» The request
Search the data below for "true"; list each line that holds it.

» Material supplied
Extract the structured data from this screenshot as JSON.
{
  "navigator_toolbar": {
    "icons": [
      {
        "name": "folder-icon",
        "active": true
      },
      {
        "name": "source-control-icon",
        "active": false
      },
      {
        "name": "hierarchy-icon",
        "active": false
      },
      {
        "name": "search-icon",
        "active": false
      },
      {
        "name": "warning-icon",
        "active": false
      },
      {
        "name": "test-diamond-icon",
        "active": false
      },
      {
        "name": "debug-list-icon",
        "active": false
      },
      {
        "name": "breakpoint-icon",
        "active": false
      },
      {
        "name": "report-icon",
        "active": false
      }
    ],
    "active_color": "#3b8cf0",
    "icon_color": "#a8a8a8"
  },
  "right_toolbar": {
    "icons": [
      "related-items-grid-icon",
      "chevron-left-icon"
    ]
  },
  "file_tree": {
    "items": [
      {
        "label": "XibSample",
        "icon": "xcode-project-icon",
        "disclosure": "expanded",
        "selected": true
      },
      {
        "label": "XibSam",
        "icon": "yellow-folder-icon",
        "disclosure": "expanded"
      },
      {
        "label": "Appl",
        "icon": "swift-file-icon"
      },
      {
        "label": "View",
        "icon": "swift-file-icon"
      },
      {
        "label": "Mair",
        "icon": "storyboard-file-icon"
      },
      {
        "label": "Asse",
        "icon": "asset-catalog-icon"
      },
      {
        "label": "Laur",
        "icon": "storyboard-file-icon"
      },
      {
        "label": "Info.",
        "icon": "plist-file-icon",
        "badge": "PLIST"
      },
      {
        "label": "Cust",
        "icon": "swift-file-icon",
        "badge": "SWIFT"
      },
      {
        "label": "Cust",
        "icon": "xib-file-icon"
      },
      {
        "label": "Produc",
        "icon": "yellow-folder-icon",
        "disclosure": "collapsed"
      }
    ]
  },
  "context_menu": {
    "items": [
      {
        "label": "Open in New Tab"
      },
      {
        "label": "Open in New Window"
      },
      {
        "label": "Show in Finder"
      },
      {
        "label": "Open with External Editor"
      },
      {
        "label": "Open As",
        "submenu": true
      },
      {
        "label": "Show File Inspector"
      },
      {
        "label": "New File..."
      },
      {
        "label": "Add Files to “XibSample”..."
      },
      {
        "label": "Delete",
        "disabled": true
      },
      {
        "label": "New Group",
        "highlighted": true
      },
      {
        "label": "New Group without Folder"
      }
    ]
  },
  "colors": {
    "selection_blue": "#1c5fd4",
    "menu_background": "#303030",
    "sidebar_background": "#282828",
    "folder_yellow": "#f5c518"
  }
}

» Task response
        "active": true
        "selected": true
        "submenu": true
        "disabled": true
        "highlighted": true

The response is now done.